■ **Stated goal**: From the entries that follow, extract each line holding the string "this".

■ **Supplied information**:

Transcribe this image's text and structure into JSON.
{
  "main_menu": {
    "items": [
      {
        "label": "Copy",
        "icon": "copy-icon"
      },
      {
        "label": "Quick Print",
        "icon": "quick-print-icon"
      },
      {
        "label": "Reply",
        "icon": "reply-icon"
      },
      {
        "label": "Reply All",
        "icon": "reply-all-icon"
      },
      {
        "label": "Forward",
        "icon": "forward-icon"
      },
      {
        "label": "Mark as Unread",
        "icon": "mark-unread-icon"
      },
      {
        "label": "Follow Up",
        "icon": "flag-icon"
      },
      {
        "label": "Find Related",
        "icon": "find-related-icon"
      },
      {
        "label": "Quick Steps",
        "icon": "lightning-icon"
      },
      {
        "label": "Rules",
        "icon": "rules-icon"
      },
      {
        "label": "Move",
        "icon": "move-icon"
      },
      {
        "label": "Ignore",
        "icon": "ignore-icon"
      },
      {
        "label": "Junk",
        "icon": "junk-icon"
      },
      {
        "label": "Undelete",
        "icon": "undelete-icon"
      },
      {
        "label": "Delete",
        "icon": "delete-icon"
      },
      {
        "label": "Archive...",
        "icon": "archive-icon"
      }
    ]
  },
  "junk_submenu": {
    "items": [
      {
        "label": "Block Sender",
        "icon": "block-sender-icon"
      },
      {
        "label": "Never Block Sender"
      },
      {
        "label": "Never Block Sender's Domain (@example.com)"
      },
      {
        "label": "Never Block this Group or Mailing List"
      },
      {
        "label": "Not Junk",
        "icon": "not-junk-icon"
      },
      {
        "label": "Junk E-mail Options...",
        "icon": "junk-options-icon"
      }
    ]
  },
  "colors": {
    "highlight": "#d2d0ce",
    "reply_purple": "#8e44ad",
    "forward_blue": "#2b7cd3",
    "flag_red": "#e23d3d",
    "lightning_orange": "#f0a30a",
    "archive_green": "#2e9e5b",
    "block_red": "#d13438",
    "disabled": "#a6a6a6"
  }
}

--

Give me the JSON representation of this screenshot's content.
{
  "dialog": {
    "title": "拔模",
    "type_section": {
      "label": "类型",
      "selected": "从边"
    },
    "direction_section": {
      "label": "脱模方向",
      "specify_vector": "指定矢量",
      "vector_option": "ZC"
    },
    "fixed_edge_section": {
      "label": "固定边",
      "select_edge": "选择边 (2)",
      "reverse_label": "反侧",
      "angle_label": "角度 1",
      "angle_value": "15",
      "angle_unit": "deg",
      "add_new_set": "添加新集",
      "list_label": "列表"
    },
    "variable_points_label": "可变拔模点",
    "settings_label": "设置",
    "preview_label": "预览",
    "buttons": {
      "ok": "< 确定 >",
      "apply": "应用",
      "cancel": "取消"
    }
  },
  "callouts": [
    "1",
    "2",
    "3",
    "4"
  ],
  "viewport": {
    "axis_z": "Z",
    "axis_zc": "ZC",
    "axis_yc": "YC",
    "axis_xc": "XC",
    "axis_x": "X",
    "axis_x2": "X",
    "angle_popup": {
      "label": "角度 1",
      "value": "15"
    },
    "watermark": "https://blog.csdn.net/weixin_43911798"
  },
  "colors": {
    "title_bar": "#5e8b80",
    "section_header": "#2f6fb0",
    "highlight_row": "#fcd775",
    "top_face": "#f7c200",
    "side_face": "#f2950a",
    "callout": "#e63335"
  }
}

■ **Result**:
Transcribe this image's text and structure into JSON.
        "label": "Never Block this Group or Mailing List"
Give me the JSON representation of this screenshot's content.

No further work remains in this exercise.